(Data excerpts)
***

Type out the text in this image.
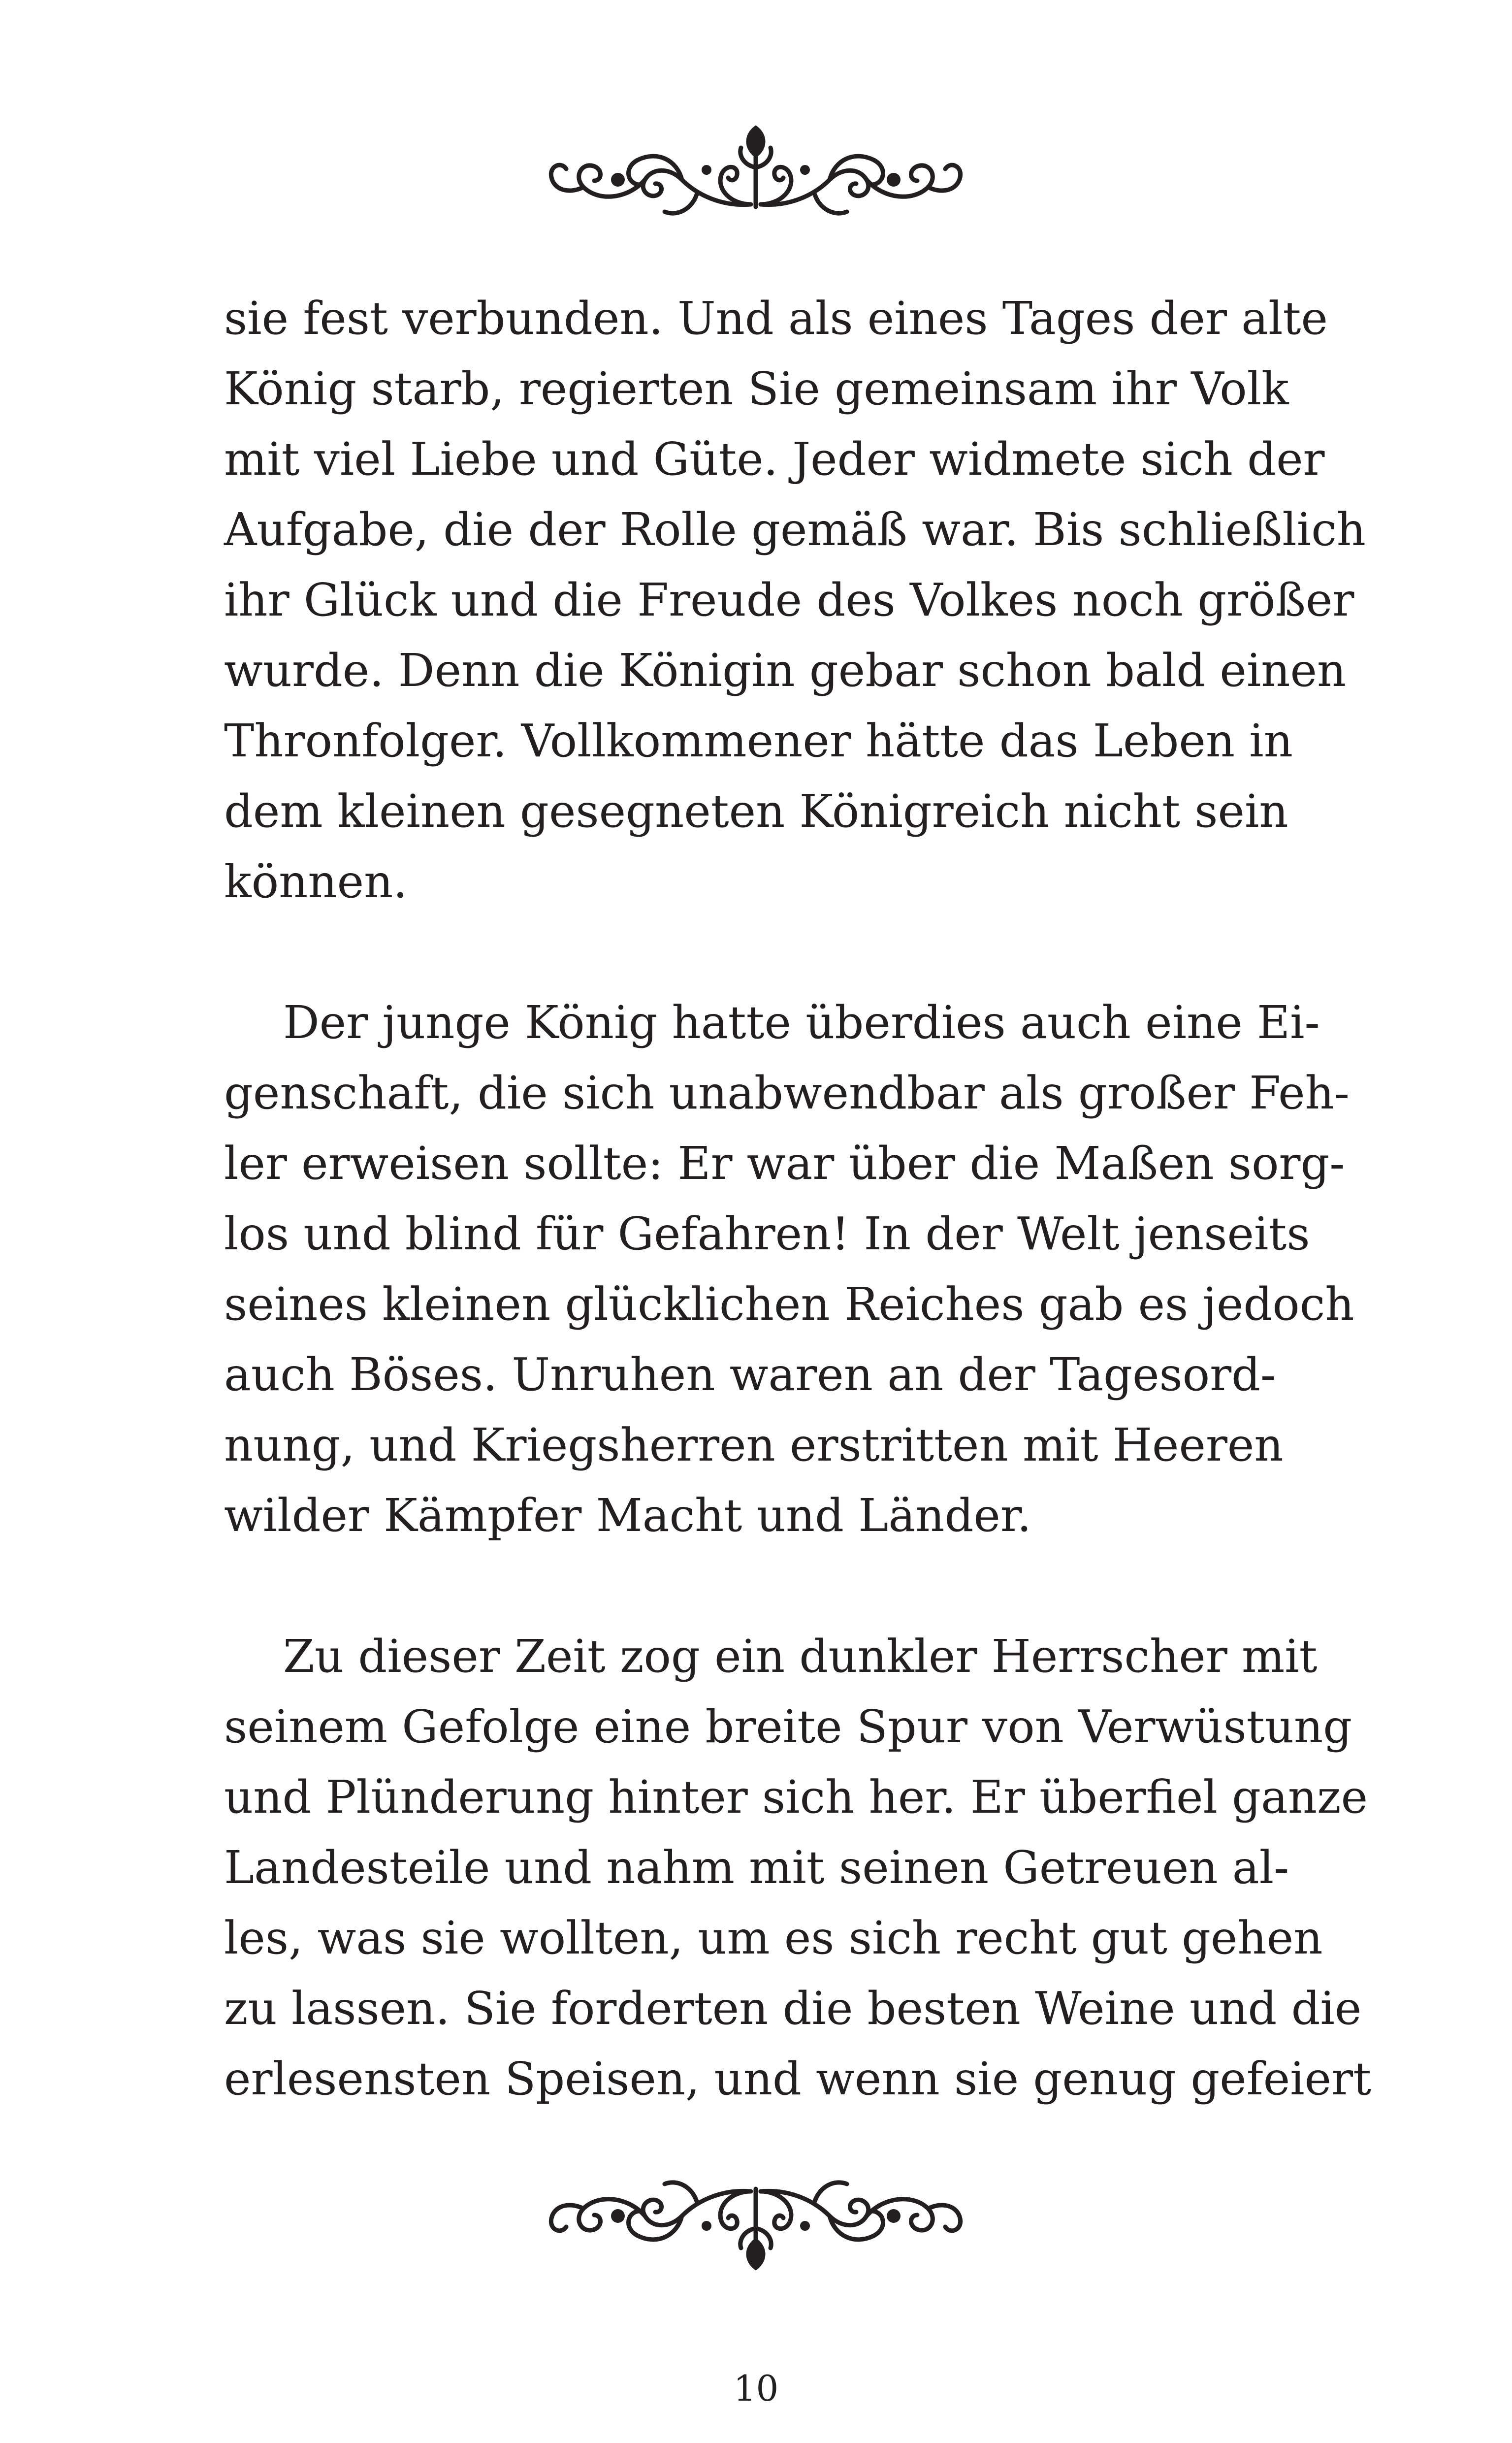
sie fest verbunden. Und als eines Tages der alte
König starb, regierten Sie gemeinsam ihr Volk
mit viel Liebe und Güte. Jeder widmete sich der
Aufgabe, die der Rolle gemäß war. Bis schließlich
ihr Glück und die Freude des Volkes noch größer
wurde. Denn die Königin gebar schon bald einen
Thronfolger. Vollkommener hätte das Leben in
dem kleinen gesegneten Königreich nicht sein
können.
Der junge König hatte überdies auch eine Ei-
genschaft, die sich unabwendbar als großer Feh-
ler erweisen sollte: Er war über die Maßen sorg-
los und blind für Gefahren! In der Welt jenseits
seines kleinen glücklichen Reiches gab es jedoch
auch Böses. Unruhen waren an der Tagesord-
nung, und Kriegsherren erstritten mit Heeren
wilder Kämpfer Macht und Länder.
Zu dieser Zeit zog ein dunkler Herrscher mit
seinem Gefolge eine breite Spur von Verwüstung
und Plünderung hinter sich her. Er überfiel ganze
Landesteile und nahm mit seinen Getreuen al-
les, was sie wollten, um es sich recht gut gehen
zu lassen. Sie forderten die besten Weine und die
erlesensten Speisen, und wenn sie genug gefeiert
10
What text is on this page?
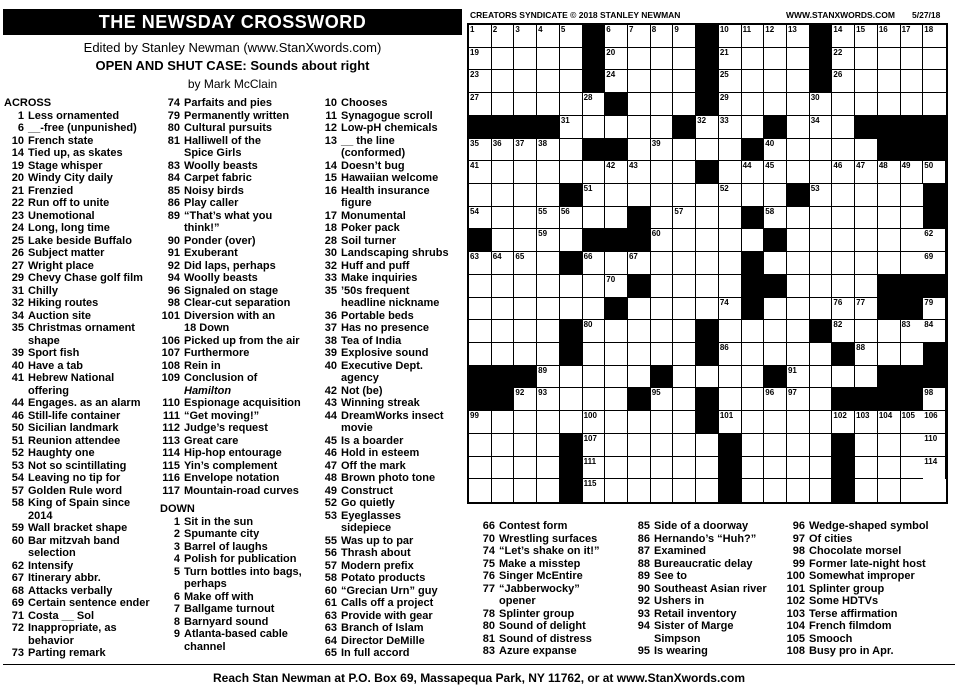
THE NEWSDAY CROSSWORD
Edited by Stanley Newman (www.StanXwords.com)
OPEN AND SHUT CASE: Sounds about right
by Mark McClain
CREATORS SYNDICATE © 2018 STANLEY NEWMAN	WWW.STANXWORDS.COM 5/27/18
1 2 3 4 5	6 7 8 9	10 11 12 13	14 15 16 17 18
19	20	21	22
23	24	25	26
27	28	29	30
31	32 33	34
35 36 37 38	39	40
41	42 43	44 45	46 47 48 49 50
51	52	53
54	55 56	57	58
59	60	62
63 64 65	66	67	69
70
74	76 77	79
80	82	83 84
86	88
89	91
92 93	95	96 97	98
99	100	101	102 103 104 105 106
107	110
111	114
115
ACROSS
1 Less ornamented
6 __-free (unpunished)
10 French state
14 Tied up, as skates
19 Stage whisper
20 Windy City daily
21 Frenzied
22 Run off to unite
23 Unemotional
24 Long, long time
25 Lake beside Buffalo
26 Subject matter
27 Wright place
29 Chevy Chase golf film
31 Chilly
32 Hiking routes
34 Auction site
35 Christmas ornament
shape
39 Sport fish
40 Have a tab
41 Hebrew National
offering
44 Engages. as an alarm
46 Still-life container
50 Sicilian landmark
51 Reunion attendee
52 Haughty one
53 Not so scintillating
54 Leaving no tip for
57 Golden Rule word
58 King of Spain since
2014
59 Wall bracket shape
60 Bar mitzvah band
selection
62 Intensify
67 Itinerary abbr.
68 Attacks verbally
69 Certain sentence ender
71 Costa __ Sol
72 Inappropriate, as
behavior
73 Parting remark
74 Parfaits and pies
79 Permanently written
80 Cultural pursuits
81 Halliwell of the
Spice Girls
83 Woolly beasts
84 Carpet fabric
85 Noisy birds
86 Play caller
89 “That’s what you
think!”
90 Ponder (over)
91 Exuberant
92 Did laps, perhaps
94 Woolly beasts
96 Signaled on stage
98 Clear-cut separation
101 Diversion with an
18 Down
106 Picked up from the air
107 Furthermore
108 Rein in
109 Conclusion of
Hamilton
110 Espionage acquisition
111 “Get moving!”
112 Judge’s request
113 Great care
114 Hip-hop entourage
115 Yin’s complement
116 Envelope notation
117 Mountain-road curves
DOWN
1 Sit in the sun
2 Spumante city
3 Barrel of laughs
4 Polish for publication
5 Turn bottles into bags,
perhaps
6 Make off with
7 Ballgame turnout
8 Barnyard sound
9 Atlanta-based cable
channel
10 Chooses
11 Synagogue scroll
12 Low-pH chemicals
13 __ the line
(conformed)
14 Doesn’t bug
15 Hawaiian welcome
16 Health insurance
figure
17 Monumental
18 Poker pack
28 Soil turner
30 Landscaping shrubs
32 Huff and puff
33 Make inquiries
35 ’50s frequent
headline nickname
36 Portable beds
37 Has no presence
38 Tea of India
39 Explosive sound
40 Executive Dept.
agency
42 Not (be)
43 Winning streak
44 DreamWorks insect
movie
45 Is a boarder
46 Hold in esteem
47 Off the mark
48 Brown photo tone
49 Construct
52 Go quietly
53 Eyeglasses
sidepiece
55 Was up to par
56 Thrash about
57 Modern prefix
58 Potato products
60 “Grecian Urn” guy
61 Calls off a project
63 Provide with gear
63 Branch of Islam
64 Director DeMille
65 In full accord
66 Contest form
70 Wrestling surfaces
74 “Let’s shake on it!”
75 Make a misstep
76 Singer McEntire
77 “Jabberwocky”
opener
78 Splinter group
80 Sound of delight
81 Sound of distress
83 Azure expanse
85 Side of a doorway
86 Hernando’s “Huh?”
87 Examined
88 Bureaucratic delay
89 See to
90 Southeast Asian river
92 Ushers in
93 Retail inventory
94 Sister of Marge
Simpson
95 Is wearing
96 Wedge-shaped symbol
97 Of cities
98 Chocolate morsel
99 Former late-night host
100 Somewhat improper
101 Splinter group
102 Some HDTVs
103 Terse affirmation
104 French filmdom
105 Smooch
108 Busy pro in Apr.
Reach Stan Newman at P.O. Box 69, Massapequa Park, NY 11762, or at www.StanXwords.com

***

▶ **WORK TO BE COMPLETED**
Images in the data above are to be skipped. Retype all other material exactly.

▶ **RESULT FOR THIS TASK**
Type out the text in this image.
sie fest verbunden. Und als eines Tages der alte
König starb, regierten Sie gemeinsam ihr Volk
mit viel Liebe und Güte. Jeder widmete sich der
Aufgabe, die der Rolle gemäß war. Bis schließlich
ihr Glück und die Freude des Volkes noch größer
wurde. Denn die Königin gebar schon bald einen
Thronfolger. Vollkommener hätte das Leben in
dem kleinen gesegneten Königreich nicht sein
können.
Der junge König hatte überdies auch eine Ei-
genschaft, die sich unabwendbar als großer Feh-
ler erweisen sollte: Er war über die Maßen sorg-
los und blind für Gefahren! In der Welt jenseits
seines kleinen glücklichen Reiches gab es jedoch
auch Böses. Unruhen waren an der Tagesord-
nung, und Kriegsherren erstritten mit Heeren
wilder Kämpfer Macht und Länder.
Zu dieser Zeit zog ein dunkler Herrscher mit
seinem Gefolge eine breite Spur von Verwüstung
und Plünderung hinter sich her. Er überfiel ganze
Landesteile und nahm mit seinen Getreuen al-
les, was sie wollten, um es sich recht gut gehen
zu lassen. Sie forderten die besten Weine und die
erlesensten Speisen, und wenn sie genug gefeiert
10
What text is on this page?
THE NEWSDAY CROSSWORD
Edited by Stanley Newman (www.StanXwords.com)
OPEN AND SHUT CASE: Sounds about right
by Mark McClain
CREATORS SYNDICATE © 2018 STANLEY NEWMAN	WWW.STANXWORDS.COM 5/27/18
1 2 3 4 5	6 7 8 9	10 11 12 13	14 15 16 17 18
19	20	21	22
23	24	25	26
27	28	29	30
31	32 33	34
35 36 37 38	39	40
41	42 43	44 45	46 47 48 49 50
51	52	53
54	55 56	57	58
59	60	62
63 64 65	66	67	69
70
74	76 77	79
80	82	83 84
86	88
89	91
92 93	95	96 97	98
99	100	101	102 103 104 105 106
107	110
111	114
115
ACROSS
1 Less ornamented
6 __-free (unpunished)
10 French state
14 Tied up, as skates
19 Stage whisper
20 Windy City daily
21 Frenzied
22 Run off to unite
23 Unemotional
24 Long, long time
25 Lake beside Buffalo
26 Subject matter
27 Wright place
29 Chevy Chase golf film
31 Chilly
32 Hiking routes
34 Auction site
35 Christmas ornament
shape
39 Sport fish
40 Have a tab
41 Hebrew National
offering
44 Engages. as an alarm
46 Still-life container
50 Sicilian landmark
51 Reunion attendee
52 Haughty one
53 Not so scintillating
54 Leaving no tip for
57 Golden Rule word
58 King of Spain since
2014
59 Wall bracket shape
60 Bar mitzvah band
selection
62 Intensify
67 Itinerary abbr.
68 Attacks verbally
69 Certain sentence ender
71 Costa __ Sol
72 Inappropriate, as
behavior
73 Parting remark
74 Parfaits and pies
79 Permanently written
80 Cultural pursuits
81 Halliwell of the
Spice Girls
83 Woolly beasts
84 Carpet fabric
85 Noisy birds
86 Play caller
89 “That’s what you
think!”
90 Ponder (over)
91 Exuberant
92 Did laps, perhaps
94 Woolly beasts
96 Signaled on stage
98 Clear-cut separation
101 Diversion with an
18 Down
106 Picked up from the air
107 Furthermore
108 Rein in
109 Conclusion of
Hamilton
110 Espionage acquisition
111 “Get moving!”
112 Judge’s request
113 Great care
114 Hip-hop entourage
115 Yin’s complement
116 Envelope notation
117 Mountain-road curves
DOWN
1 Sit in the sun
2 Spumante city
3 Barrel of laughs
4 Polish for publication
5 Turn bottles into bags,
perhaps
6 Make off with
7 Ballgame turnout
8 Barnyard sound
9 Atlanta-based cable
channel
10 Chooses
11 Synagogue scroll
12 Low-pH chemicals
13 __ the line
(conformed)
14 Doesn’t bug
15 Hawaiian welcome
16 Health insurance
figure
17 Monumental
18 Poker pack
28 Soil turner
30 Landscaping shrubs
32 Huff and puff
33 Make inquiries
35 ’50s frequent
headline nickname
36 Portable beds
37 Has no presence
38 Tea of India
39 Explosive sound
40 Executive Dept.
agency
42 Not (be)
43 Winning streak
44 DreamWorks insect
movie
45 Is a boarder
46 Hold in esteem
47 Off the mark
48 Brown photo tone
49 Construct
52 Go quietly
53 Eyeglasses
sidepiece
55 Was up to par
56 Thrash about
57 Modern prefix
58 Potato products
60 “Grecian Urn” guy
61 Calls off a project
63 Provide with gear
63 Branch of Islam
64 Director DeMille
65 In full accord
66 Contest form
70 Wrestling surfaces
74 “Let’s shake on it!”
75 Make a misstep
76 Singer McEntire
77 “Jabberwocky”
opener
78 Splinter group
80 Sound of delight
81 Sound of distress
83 Azure expanse
85 Side of a doorway
86 Hernando’s “Huh?”
87 Examined
88 Bureaucratic delay
89 See to
90 Southeast Asian river
92 Ushers in
93 Retail inventory
94 Sister of Marge
Simpson
95 Is wearing
96 Wedge-shaped symbol
97 Of cities
98 Chocolate morsel
99 Former late-night host
100 Somewhat improper
101 Splinter group
102 Some HDTVs
103 Terse affirmation
104 French filmdom
105 Smooch
108 Busy pro in Apr.
Reach Stan Newman at P.O. Box 69, Massapequa Park, NY 11762, or at www.StanXwords.com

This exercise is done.